Prompt: Search the listing for "name" and copy every line where it appears.

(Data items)
begin
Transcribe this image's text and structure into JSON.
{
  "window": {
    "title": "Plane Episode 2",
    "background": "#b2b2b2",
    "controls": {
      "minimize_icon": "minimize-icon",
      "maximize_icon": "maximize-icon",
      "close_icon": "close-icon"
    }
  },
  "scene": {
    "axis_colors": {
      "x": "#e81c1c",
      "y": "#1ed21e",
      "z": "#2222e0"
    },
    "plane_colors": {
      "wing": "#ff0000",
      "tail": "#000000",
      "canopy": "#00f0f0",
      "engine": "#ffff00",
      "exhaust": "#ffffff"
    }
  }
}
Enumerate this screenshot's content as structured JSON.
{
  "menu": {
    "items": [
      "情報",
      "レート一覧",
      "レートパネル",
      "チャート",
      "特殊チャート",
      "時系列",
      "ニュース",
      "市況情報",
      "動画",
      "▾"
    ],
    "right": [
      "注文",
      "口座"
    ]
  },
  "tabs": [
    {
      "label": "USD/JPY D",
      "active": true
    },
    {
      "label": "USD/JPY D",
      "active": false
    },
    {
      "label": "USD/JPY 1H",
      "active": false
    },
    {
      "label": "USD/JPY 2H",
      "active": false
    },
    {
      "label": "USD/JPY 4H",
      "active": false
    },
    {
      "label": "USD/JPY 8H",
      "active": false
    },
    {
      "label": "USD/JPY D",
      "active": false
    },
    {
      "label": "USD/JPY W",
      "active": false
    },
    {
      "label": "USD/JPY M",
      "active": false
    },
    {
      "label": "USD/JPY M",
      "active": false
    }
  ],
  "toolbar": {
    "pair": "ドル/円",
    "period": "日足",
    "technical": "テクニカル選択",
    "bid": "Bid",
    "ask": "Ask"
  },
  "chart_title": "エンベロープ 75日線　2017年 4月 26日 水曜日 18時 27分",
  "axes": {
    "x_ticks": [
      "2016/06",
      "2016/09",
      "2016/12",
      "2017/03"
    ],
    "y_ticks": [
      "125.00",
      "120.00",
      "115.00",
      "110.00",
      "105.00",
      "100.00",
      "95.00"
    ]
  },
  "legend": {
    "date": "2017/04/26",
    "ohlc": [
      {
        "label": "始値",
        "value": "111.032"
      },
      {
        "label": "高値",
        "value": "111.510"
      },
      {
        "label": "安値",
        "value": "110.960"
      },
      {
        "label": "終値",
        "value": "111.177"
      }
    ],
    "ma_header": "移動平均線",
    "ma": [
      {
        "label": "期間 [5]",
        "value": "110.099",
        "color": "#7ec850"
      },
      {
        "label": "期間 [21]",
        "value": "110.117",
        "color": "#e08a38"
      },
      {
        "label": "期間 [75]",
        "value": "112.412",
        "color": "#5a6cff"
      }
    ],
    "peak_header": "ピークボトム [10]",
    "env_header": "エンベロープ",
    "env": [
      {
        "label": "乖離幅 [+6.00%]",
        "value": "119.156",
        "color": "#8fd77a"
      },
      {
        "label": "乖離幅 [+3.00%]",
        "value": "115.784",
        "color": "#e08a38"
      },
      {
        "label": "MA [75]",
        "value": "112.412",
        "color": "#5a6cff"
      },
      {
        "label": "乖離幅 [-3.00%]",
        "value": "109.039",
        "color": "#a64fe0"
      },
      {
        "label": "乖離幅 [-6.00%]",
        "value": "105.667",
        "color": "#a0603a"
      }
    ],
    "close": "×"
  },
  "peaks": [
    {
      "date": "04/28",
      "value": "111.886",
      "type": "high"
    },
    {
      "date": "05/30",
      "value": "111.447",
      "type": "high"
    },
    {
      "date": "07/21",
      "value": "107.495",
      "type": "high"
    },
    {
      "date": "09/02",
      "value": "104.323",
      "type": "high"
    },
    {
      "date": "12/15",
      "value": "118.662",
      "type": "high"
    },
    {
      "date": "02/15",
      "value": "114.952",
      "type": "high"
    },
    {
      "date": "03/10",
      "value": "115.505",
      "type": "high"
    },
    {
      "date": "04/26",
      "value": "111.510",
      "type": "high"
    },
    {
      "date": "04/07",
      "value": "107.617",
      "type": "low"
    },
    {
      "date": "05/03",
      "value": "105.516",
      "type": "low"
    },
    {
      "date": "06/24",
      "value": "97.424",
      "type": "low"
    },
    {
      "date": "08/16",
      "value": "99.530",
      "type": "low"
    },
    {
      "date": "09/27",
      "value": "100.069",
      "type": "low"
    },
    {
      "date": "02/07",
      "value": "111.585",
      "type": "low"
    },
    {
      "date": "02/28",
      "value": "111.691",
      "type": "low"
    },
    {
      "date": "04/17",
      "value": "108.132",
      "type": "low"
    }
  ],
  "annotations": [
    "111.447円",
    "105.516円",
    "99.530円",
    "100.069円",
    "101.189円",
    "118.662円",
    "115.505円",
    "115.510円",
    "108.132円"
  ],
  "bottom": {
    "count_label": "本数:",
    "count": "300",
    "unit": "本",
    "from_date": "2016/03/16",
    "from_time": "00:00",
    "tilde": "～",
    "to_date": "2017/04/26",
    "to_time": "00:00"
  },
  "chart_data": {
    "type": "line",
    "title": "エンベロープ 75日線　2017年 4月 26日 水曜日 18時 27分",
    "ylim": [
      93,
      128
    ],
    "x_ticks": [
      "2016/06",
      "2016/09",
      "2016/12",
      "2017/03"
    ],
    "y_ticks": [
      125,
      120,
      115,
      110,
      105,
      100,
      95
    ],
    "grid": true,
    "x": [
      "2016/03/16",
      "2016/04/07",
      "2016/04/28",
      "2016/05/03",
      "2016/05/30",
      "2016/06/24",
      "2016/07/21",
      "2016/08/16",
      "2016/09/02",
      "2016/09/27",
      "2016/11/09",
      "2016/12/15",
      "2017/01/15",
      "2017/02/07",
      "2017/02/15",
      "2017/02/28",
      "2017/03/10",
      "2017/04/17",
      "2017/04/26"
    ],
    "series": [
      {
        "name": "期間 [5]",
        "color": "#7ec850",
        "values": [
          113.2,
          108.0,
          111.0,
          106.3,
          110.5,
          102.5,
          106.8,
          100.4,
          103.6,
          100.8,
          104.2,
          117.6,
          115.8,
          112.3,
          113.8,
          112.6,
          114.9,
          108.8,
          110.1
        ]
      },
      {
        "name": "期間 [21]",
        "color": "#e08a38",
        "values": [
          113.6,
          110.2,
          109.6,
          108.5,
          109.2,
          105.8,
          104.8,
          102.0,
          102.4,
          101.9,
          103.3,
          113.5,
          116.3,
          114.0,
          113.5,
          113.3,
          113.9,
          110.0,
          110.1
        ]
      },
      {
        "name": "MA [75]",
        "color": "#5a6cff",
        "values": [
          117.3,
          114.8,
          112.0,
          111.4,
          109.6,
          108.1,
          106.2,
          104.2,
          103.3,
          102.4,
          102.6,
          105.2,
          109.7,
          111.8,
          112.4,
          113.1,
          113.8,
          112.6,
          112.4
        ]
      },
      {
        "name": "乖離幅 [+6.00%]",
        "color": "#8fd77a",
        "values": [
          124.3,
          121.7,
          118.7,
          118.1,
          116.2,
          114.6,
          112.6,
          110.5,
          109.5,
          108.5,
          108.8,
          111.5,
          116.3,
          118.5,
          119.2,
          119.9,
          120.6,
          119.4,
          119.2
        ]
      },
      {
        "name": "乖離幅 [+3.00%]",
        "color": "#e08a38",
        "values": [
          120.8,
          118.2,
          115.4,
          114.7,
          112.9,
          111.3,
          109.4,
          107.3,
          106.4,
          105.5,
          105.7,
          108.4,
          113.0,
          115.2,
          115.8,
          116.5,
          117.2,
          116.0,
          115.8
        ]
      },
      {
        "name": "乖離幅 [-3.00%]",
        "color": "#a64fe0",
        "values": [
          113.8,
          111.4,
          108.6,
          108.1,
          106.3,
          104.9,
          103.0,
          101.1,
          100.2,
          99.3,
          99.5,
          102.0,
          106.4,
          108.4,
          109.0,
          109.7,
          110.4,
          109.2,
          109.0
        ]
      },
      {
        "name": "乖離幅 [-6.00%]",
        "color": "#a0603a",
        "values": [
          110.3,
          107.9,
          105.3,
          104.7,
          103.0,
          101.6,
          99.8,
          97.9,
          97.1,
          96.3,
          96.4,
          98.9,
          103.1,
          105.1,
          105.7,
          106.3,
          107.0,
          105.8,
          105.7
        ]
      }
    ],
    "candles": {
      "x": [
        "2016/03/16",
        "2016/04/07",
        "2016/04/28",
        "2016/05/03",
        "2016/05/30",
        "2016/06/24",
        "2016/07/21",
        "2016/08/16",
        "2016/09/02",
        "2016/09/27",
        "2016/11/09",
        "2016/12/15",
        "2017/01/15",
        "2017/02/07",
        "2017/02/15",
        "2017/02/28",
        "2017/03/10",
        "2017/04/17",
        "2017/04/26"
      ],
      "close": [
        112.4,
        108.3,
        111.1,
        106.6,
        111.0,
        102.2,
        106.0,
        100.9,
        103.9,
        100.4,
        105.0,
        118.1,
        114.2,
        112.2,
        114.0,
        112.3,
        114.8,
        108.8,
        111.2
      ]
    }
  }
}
end
Answer:
        "name": "期間 [5]",
        "name": "期間 [21]",
        "name": "MA [75]",
        "name": "乖離幅 [+6.00%]",
        "name": "乖離幅 [+3.00%]",
        "name": "乖離幅 [-3.00%]",
        "name": "乖離幅 [-6.00%]",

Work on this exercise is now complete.